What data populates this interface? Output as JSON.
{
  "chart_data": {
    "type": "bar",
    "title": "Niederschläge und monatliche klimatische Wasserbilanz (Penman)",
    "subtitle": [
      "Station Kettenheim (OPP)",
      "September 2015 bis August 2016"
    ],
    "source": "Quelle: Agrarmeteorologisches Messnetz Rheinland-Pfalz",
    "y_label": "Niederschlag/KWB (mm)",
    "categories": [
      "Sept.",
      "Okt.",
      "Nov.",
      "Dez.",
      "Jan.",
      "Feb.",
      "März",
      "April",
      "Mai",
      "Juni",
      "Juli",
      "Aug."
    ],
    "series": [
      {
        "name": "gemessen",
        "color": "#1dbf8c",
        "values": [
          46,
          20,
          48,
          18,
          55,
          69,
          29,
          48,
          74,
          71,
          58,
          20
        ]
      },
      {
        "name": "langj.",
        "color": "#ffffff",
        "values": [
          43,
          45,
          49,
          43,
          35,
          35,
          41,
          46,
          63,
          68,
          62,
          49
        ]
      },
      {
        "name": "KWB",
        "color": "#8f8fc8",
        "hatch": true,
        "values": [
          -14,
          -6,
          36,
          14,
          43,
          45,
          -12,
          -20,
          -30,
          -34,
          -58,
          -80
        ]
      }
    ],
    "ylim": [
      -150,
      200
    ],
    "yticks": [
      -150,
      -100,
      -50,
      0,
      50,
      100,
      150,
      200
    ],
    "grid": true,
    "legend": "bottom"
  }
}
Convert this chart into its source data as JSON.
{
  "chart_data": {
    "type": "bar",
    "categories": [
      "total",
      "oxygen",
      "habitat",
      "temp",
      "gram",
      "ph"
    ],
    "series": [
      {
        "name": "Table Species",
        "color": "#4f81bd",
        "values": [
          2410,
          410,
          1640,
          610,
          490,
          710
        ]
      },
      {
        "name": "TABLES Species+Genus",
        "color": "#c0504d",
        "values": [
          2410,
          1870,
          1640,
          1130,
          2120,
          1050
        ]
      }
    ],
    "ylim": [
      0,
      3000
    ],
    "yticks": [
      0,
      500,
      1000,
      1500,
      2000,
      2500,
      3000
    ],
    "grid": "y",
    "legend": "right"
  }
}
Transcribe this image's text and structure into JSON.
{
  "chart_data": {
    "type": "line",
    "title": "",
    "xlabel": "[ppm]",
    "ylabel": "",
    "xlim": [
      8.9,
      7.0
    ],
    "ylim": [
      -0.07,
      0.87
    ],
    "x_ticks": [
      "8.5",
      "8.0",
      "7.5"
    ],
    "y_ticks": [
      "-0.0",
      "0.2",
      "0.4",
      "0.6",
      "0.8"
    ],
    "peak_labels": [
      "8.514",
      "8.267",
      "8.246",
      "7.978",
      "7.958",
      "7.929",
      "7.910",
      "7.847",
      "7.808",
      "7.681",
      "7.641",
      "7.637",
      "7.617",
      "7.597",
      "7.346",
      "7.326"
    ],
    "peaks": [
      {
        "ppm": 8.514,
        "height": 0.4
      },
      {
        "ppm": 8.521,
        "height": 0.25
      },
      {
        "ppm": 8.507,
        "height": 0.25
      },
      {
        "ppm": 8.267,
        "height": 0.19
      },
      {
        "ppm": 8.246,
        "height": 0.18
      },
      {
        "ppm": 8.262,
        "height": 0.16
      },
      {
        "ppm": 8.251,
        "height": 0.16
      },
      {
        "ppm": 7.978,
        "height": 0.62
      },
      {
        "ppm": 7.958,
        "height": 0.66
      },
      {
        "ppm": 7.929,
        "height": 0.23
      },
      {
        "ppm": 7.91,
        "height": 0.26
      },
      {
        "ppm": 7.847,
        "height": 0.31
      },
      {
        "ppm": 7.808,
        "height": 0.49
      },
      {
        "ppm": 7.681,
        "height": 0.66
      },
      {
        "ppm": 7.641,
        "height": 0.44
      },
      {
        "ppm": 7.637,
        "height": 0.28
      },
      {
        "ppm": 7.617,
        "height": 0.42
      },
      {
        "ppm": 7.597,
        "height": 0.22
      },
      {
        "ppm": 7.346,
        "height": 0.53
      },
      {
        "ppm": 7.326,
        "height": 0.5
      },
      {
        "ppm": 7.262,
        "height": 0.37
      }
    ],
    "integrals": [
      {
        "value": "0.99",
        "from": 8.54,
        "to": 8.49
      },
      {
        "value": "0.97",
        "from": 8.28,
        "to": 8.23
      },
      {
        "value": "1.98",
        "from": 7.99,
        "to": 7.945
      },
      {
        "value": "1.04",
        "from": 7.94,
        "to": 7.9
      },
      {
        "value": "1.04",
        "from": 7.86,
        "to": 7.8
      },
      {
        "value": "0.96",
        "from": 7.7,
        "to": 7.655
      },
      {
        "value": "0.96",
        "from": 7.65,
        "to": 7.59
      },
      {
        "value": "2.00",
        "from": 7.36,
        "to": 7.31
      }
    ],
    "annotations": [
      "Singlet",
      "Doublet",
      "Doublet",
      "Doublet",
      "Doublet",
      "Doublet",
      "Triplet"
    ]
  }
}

|---|

→ EXERCISE BRIEF
From the first line to the last, retype the data exactly.

→ EXPECTED OUTPUT
What data populates this interface? Output as JSON.
{
  "chart_data": {
    "type": "bar",
    "title": "Niederschläge und monatliche klimatische Wasserbilanz (Penman)",
    "subtitle": [
      "Station Kettenheim (OPP)",
      "September 2015 bis August 2016"
    ],
    "source": "Quelle: Agrarmeteorologisches Messnetz Rheinland-Pfalz",
    "y_label": "Niederschlag/KWB (mm)",
    "categories": [
      "Sept.",
      "Okt.",
      "Nov.",
      "Dez.",
      "Jan.",
      "Feb.",
      "März",
      "April",
      "Mai",
      "Juni",
      "Juli",
      "Aug."
    ],
    "series": [
      {
        "name": "gemessen",
        "color": "#1dbf8c",
        "values": [
          46,
          20,
          48,
          18,
          55,
          69,
          29,
          48,
          74,
          71,
          58,
          20
        ]
      },
      {
        "name": "langj.",
        "color": "#ffffff",
        "values": [
          43,
          45,
          49,
          43,
          35,
          35,
          41,
          46,
          63,
          68,
          62,
          49
        ]
      },
      {
        "name": "KWB",
        "color": "#8f8fc8",
        "hatch": true,
        "values": [
          -14,
          -6,
          36,
          14,
          43,
          45,
          -12,
          -20,
          -30,
          -34,
          -58,
          -80
        ]
      }
    ],
    "ylim": [
      -150,
      200
    ],
    "yticks": [
      -150,
      -100,
      -50,
      0,
      50,
      100,
      150,
      200
    ],
    "grid": true,
    "legend": "bottom"
  }
}
Convert this chart into its source data as JSON.
{
  "chart_data": {
    "type": "bar",
    "categories": [
      "total",
      "oxygen",
      "habitat",
      "temp",
      "gram",
      "ph"
    ],
    "series": [
      {
        "name": "Table Species",
        "color": "#4f81bd",
        "values": [
          2410,
          410,
          1640,
          610,
          490,
          710
        ]
      },
      {
        "name": "TABLES Species+Genus",
        "color": "#c0504d",
        "values": [
          2410,
          1870,
          1640,
          1130,
          2120,
          1050
        ]
      }
    ],
    "ylim": [
      0,
      3000
    ],
    "yticks": [
      0,
      500,
      1000,
      1500,
      2000,
      2500,
      3000
    ],
    "grid": "y",
    "legend": "right"
  }
}
Transcribe this image's text and structure into JSON.
{
  "chart_data": {
    "type": "line",
    "title": "",
    "xlabel": "[ppm]",
    "ylabel": "",
    "xlim": [
      8.9,
      7.0
    ],
    "ylim": [
      -0.07,
      0.87
    ],
    "x_ticks": [
      "8.5",
      "8.0",
      "7.5"
    ],
    "y_ticks": [
      "-0.0",
      "0.2",
      "0.4",
      "0.6",
      "0.8"
    ],
    "peak_labels": [
      "8.514",
      "8.267",
      "8.246",
      "7.978",
      "7.958",
      "7.929",
      "7.910",
      "7.847",
      "7.808",
      "7.681",
      "7.641",
      "7.637",
      "7.617",
      "7.597",
      "7.346",
      "7.326"
    ],
    "peaks": [
      {
        "ppm": 8.514,
        "height": 0.4
      },
      {
        "ppm": 8.521,
        "height": 0.25
      },
      {
        "ppm": 8.507,
        "height": 0.25
      },
      {
        "ppm": 8.267,
        "height": 0.19
      },
      {
        "ppm": 8.246,
        "height": 0.18
      },
      {
        "ppm": 8.262,
        "height": 0.16
      },
      {
        "ppm": 8.251,
        "height": 0.16
      },
      {
        "ppm": 7.978,
        "height": 0.62
      },
      {
        "ppm": 7.958,
        "height": 0.66
      },
      {
        "ppm": 7.929,
        "height": 0.23
      },
      {
        "ppm": 7.91,
        "height": 0.26
      },
      {
        "ppm": 7.847,
        "height": 0.31
      },
      {
        "ppm": 7.808,
        "height": 0.49
      },
      {
        "ppm": 7.681,
        "height": 0.66
      },
      {
        "ppm": 7.641,
        "height": 0.44
      },
      {
        "ppm": 7.637,
        "height": 0.28
      },
      {
        "ppm": 7.617,
        "height": 0.42
      },
      {
        "ppm": 7.597,
        "height": 0.22
      },
      {
        "ppm": 7.346,
        "height": 0.53
      },
      {
        "ppm": 7.326,
        "height": 0.5
      },
      {
        "ppm": 7.262,
        "height": 0.37
      }
    ],
    "integrals": [
      {
        "value": "0.99",
        "from": 8.54,
        "to": 8.49
      },
      {
        "value": "0.97",
        "from": 8.28,
        "to": 8.23
      },
      {
        "value": "1.98",
        "from": 7.99,
        "to": 7.945
      },
      {
        "value": "1.04",
        "from": 7.94,
        "to": 7.9
      },
      {
        "value": "1.04",
        "from": 7.86,
        "to": 7.8
      },
      {
        "value": "0.96",
        "from": 7.7,
        "to": 7.655
      },
      {
        "value": "0.96",
        "from": 7.65,
        "to": 7.59
      },
      {
        "value": "2.00",
        "from": 7.36,
        "to": 7.31
      }
    ],
    "annotations": [
      "Singlet",
      "Doublet",
      "Doublet",
      "Doublet",
      "Doublet",
      "Doublet",
      "Triplet"
    ]
  }
}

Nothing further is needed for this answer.